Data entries
___

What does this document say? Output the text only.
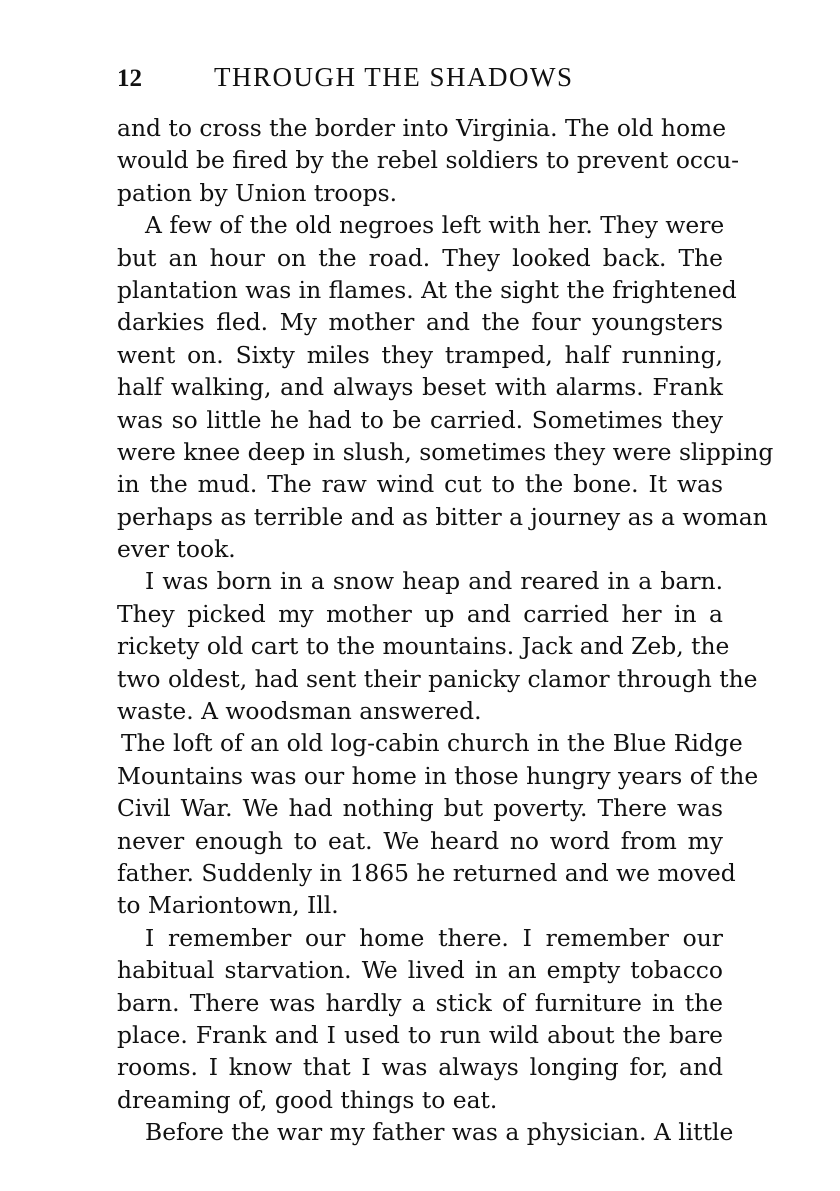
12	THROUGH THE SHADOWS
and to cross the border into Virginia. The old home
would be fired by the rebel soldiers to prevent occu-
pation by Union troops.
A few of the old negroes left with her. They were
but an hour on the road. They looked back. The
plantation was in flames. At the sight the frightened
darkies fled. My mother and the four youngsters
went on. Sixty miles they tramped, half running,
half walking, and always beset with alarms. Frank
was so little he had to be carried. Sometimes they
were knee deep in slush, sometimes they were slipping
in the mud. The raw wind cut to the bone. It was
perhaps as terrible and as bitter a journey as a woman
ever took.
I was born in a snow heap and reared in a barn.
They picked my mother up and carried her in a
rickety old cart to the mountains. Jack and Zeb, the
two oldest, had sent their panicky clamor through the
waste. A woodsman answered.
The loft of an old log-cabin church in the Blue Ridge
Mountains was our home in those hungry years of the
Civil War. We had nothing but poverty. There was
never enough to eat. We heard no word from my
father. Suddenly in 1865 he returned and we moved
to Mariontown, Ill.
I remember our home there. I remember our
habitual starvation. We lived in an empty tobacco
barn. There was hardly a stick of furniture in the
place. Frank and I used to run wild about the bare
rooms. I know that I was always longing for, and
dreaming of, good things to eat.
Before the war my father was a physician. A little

___

AIM: Output the data exactly. Pictures don't belong in the result.

WRITTEN RESPONSE:
What does this document say? Output the text only.
12	THROUGH THE SHADOWS
and to cross the border into Virginia. The old home
would be fired by the rebel soldiers to prevent occu-
pation by Union troops.
A few of the old negroes left with her. They were
but an hour on the road. They looked back. The
plantation was in flames. At the sight the frightened
darkies fled. My mother and the four youngsters
went on. Sixty miles they tramped, half running,
half walking, and always beset with alarms. Frank
was so little he had to be carried. Sometimes they
were knee deep in slush, sometimes they were slipping
in the mud. The raw wind cut to the bone. It was
perhaps as terrible and as bitter a journey as a woman
ever took.
I was born in a snow heap and reared in a barn.
They picked my mother up and carried her in a
rickety old cart to the mountains. Jack and Zeb, the
two oldest, had sent their panicky clamor through the
waste. A woodsman answered.
The loft of an old log-cabin church in the Blue Ridge
Mountains was our home in those hungry years of the
Civil War. We had nothing but poverty. There was
never enough to eat. We heard no word from my
father. Suddenly in 1865 he returned and we moved
to Mariontown, Ill.
I remember our home there. I remember our
habitual starvation. We lived in an empty tobacco
barn. There was hardly a stick of furniture in the
place. Frank and I used to run wild about the bare
rooms. I know that I was always longing for, and
dreaming of, good things to eat.
Before the war my father was a physician. A little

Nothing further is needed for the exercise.